GIVEN INFORMATION:
-------

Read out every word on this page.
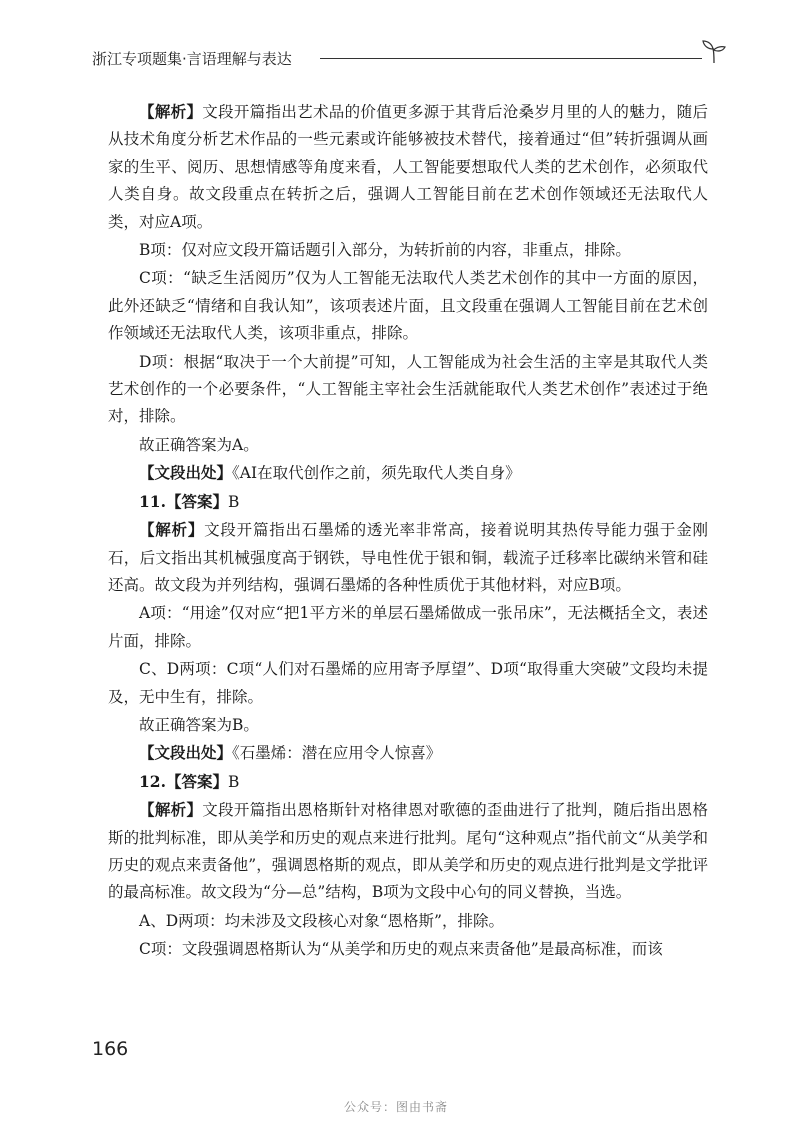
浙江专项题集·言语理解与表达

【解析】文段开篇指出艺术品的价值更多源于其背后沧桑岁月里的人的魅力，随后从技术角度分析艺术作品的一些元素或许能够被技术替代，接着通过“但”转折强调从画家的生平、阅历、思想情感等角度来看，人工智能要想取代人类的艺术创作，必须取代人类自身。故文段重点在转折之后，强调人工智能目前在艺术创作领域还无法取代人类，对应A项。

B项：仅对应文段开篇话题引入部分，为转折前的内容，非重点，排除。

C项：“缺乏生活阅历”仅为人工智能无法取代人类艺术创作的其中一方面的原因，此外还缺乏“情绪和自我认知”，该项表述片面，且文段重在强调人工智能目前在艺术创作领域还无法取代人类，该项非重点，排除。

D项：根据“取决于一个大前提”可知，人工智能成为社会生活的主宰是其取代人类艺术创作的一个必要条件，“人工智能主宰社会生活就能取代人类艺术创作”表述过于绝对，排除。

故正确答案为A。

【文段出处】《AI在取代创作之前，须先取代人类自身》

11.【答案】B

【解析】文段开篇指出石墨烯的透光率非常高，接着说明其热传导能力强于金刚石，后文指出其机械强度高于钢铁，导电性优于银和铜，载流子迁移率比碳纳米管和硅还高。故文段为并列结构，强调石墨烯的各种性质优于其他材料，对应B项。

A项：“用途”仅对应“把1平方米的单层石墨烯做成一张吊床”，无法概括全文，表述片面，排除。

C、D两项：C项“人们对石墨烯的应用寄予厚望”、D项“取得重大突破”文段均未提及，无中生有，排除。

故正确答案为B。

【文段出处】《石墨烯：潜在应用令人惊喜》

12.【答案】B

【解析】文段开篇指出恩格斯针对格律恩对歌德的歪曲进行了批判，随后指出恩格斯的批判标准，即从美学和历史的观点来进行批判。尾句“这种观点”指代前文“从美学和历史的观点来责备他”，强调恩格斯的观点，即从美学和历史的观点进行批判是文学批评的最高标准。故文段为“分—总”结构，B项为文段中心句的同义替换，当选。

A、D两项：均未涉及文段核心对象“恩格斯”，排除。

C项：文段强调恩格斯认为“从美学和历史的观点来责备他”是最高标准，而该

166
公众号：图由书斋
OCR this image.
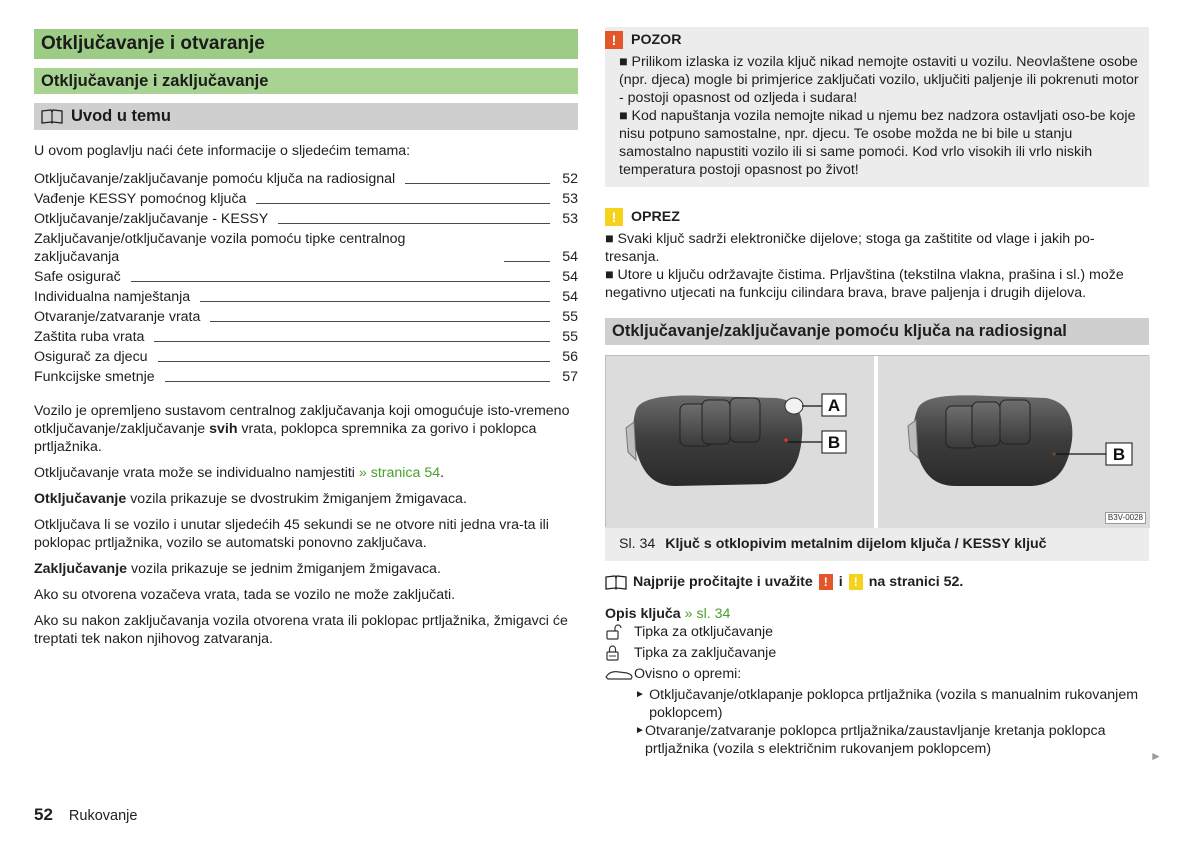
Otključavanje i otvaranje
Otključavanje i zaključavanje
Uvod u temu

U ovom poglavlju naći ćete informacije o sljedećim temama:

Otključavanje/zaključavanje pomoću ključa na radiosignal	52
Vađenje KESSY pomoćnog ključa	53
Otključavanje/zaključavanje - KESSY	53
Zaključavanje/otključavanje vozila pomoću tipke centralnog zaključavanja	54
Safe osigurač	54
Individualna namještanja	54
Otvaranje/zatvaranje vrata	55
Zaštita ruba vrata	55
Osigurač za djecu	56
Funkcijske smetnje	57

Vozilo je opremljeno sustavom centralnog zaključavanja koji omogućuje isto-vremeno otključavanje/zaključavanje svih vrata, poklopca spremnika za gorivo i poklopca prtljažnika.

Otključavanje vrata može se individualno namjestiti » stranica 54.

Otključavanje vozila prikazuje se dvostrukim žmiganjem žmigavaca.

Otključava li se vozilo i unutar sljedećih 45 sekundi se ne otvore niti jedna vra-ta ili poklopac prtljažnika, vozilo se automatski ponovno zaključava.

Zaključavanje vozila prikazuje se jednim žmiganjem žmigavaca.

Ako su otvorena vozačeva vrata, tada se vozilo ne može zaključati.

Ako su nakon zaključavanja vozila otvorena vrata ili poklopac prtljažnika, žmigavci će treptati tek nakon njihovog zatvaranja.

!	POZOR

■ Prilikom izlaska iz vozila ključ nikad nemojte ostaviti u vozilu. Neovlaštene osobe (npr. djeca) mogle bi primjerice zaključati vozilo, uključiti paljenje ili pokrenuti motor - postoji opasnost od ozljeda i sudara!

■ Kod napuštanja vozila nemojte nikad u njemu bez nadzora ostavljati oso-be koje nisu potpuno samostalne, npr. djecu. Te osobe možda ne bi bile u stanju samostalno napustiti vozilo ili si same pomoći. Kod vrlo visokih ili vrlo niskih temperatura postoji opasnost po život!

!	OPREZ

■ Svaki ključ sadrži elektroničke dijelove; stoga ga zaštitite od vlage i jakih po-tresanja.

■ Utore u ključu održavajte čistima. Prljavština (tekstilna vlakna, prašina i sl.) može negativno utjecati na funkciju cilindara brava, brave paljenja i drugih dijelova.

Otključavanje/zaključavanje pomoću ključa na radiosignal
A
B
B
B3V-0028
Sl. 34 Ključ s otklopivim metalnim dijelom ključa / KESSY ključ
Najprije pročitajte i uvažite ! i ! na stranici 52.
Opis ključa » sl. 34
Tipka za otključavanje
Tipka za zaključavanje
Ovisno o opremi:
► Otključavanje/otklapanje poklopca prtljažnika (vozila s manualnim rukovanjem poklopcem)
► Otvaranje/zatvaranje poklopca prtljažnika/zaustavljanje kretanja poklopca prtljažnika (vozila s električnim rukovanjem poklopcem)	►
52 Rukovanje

-------

TASK OBJECTIVE: In your copy of the listing above, reproduce each line exactly and omit all pictures.

ANSWER TO THE EXERCISE:
Read out every word on this page.
浙江专项题集·言语理解与表达

【解析】文段开篇指出艺术品的价值更多源于其背后沧桑岁月里的人的魅力，随后从技术角度分析艺术作品的一些元素或许能够被技术替代，接着通过“但”转折强调从画家的生平、阅历、思想情感等角度来看，人工智能要想取代人类的艺术创作，必须取代人类自身。故文段重点在转折之后，强调人工智能目前在艺术创作领域还无法取代人类，对应A项。

B项：仅对应文段开篇话题引入部分，为转折前的内容，非重点，排除。

C项：“缺乏生活阅历”仅为人工智能无法取代人类艺术创作的其中一方面的原因，此外还缺乏“情绪和自我认知”，该项表述片面，且文段重在强调人工智能目前在艺术创作领域还无法取代人类，该项非重点，排除。

D项：根据“取决于一个大前提”可知，人工智能成为社会生活的主宰是其取代人类艺术创作的一个必要条件，“人工智能主宰社会生活就能取代人类艺术创作”表述过于绝对，排除。

故正确答案为A。

【文段出处】《AI在取代创作之前，须先取代人类自身》

11.【答案】B

【解析】文段开篇指出石墨烯的透光率非常高，接着说明其热传导能力强于金刚石，后文指出其机械强度高于钢铁，导电性优于银和铜，载流子迁移率比碳纳米管和硅还高。故文段为并列结构，强调石墨烯的各种性质优于其他材料，对应B项。

A项：“用途”仅对应“把1平方米的单层石墨烯做成一张吊床”，无法概括全文，表述片面，排除。

C、D两项：C项“人们对石墨烯的应用寄予厚望”、D项“取得重大突破”文段均未提及，无中生有，排除。

故正确答案为B。

【文段出处】《石墨烯：潜在应用令人惊喜》

12.【答案】B

【解析】文段开篇指出恩格斯针对格律恩对歌德的歪曲进行了批判，随后指出恩格斯的批判标准，即从美学和历史的观点来进行批判。尾句“这种观点”指代前文“从美学和历史的观点来责备他”，强调恩格斯的观点，即从美学和历史的观点进行批判是文学批评的最高标准。故文段为“分—总”结构，B项为文段中心句的同义替换，当选。

A、D两项：均未涉及文段核心对象“恩格斯”，排除。

C项：文段强调恩格斯认为“从美学和历史的观点来责备他”是最高标准，而该

166
公众号：图由书斋
OCR this image.
Otključavanje i otvaranje
Otključavanje i zaključavanje
Uvod u temu

U ovom poglavlju naći ćete informacije o sljedećim temama:

Otključavanje/zaključavanje pomoću ključa na radiosignal	52
Vađenje KESSY pomoćnog ključa	53
Otključavanje/zaključavanje - KESSY	53
Zaključavanje/otključavanje vozila pomoću tipke centralnog zaključavanja	54
Safe osigurač	54
Individualna namještanja	54
Otvaranje/zatvaranje vrata	55
Zaštita ruba vrata	55
Osigurač za djecu	56
Funkcijske smetnje	57

Vozilo je opremljeno sustavom centralnog zaključavanja koji omogućuje isto-vremeno otključavanje/zaključavanje svih vrata, poklopca spremnika za gorivo i poklopca prtljažnika.

Otključavanje vrata može se individualno namjestiti » stranica 54.

Otključavanje vozila prikazuje se dvostrukim žmiganjem žmigavaca.

Otključava li se vozilo i unutar sljedećih 45 sekundi se ne otvore niti jedna vra-ta ili poklopac prtljažnika, vozilo se automatski ponovno zaključava.

Zaključavanje vozila prikazuje se jednim žmiganjem žmigavaca.

Ako su otvorena vozačeva vrata, tada se vozilo ne može zaključati.

Ako su nakon zaključavanja vozila otvorena vrata ili poklopac prtljažnika, žmigavci će treptati tek nakon njihovog zatvaranja.

!	POZOR

■ Prilikom izlaska iz vozila ključ nikad nemojte ostaviti u vozilu. Neovlaštene osobe (npr. djeca) mogle bi primjerice zaključati vozilo, uključiti paljenje ili pokrenuti motor - postoji opasnost od ozljeda i sudara!

■ Kod napuštanja vozila nemojte nikad u njemu bez nadzora ostavljati oso-be koje nisu potpuno samostalne, npr. djecu. Te osobe možda ne bi bile u stanju samostalno napustiti vozilo ili si same pomoći. Kod vrlo visokih ili vrlo niskih temperatura postoji opasnost po život!

!	OPREZ

■ Svaki ključ sadrži elektroničke dijelove; stoga ga zaštitite od vlage i jakih po-tresanja.

■ Utore u ključu održavajte čistima. Prljavština (tekstilna vlakna, prašina i sl.) može negativno utjecati na funkciju cilindara brava, brave paljenja i drugih dijelova.

Otključavanje/zaključavanje pomoću ključa na radiosignal
A
B
B
B3V-0028
Sl. 34 Ključ s otklopivim metalnim dijelom ključa / KESSY ključ
Najprije pročitajte i uvažite ! i ! na stranici 52.
Opis ključa » sl. 34
Tipka za otključavanje
Tipka za zaključavanje
Ovisno o opremi:
► Otključavanje/otklapanje poklopca prtljažnika (vozila s manualnim rukovanjem poklopcem)
► Otvaranje/zatvaranje poklopca prtljažnika/zaustavljanje kretanja poklopca prtljažnika (vozila s električnim rukovanjem poklopcem)	►
52 Rukovanje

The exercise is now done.